» **AIM**:
Filter the listing below, copying every line in which the word "JSON" appears.
— begin —
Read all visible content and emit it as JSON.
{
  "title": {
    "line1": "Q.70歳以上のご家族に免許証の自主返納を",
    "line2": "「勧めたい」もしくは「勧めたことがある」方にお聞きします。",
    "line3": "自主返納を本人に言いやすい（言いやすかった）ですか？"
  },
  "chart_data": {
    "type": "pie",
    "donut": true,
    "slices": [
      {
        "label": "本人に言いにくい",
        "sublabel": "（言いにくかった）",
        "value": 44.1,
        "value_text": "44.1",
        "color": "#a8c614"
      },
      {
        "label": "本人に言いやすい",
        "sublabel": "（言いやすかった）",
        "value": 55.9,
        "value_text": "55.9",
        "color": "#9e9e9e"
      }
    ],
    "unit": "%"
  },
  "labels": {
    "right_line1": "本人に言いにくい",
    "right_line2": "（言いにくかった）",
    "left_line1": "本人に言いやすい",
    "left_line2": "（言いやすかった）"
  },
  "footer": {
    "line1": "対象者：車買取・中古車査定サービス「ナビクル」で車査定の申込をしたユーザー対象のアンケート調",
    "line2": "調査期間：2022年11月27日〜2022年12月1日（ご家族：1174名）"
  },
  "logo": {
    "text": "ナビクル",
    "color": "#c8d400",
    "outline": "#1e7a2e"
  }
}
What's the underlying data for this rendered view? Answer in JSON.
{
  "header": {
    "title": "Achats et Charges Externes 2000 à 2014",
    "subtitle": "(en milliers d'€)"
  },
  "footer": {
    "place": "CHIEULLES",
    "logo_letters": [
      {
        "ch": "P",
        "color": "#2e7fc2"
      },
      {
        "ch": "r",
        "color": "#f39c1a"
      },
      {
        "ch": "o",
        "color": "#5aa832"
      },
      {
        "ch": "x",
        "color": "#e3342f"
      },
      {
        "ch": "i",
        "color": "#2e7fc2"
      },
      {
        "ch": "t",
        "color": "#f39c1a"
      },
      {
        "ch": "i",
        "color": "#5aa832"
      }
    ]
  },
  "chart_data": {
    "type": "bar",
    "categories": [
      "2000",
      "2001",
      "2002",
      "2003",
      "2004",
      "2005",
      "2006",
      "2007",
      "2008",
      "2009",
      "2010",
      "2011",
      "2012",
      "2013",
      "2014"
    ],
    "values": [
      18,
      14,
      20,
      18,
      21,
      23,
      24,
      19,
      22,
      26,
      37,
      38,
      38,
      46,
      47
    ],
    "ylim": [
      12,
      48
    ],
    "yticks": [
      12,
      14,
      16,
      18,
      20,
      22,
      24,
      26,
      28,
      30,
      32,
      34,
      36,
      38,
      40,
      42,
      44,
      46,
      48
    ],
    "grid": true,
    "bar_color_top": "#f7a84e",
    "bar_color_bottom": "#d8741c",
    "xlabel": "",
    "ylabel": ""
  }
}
— end —
» **ANSWER BELOW**:
Read all visible content and emit it as JSON.
What's the underlying data for this rendered view? Answer in JSON.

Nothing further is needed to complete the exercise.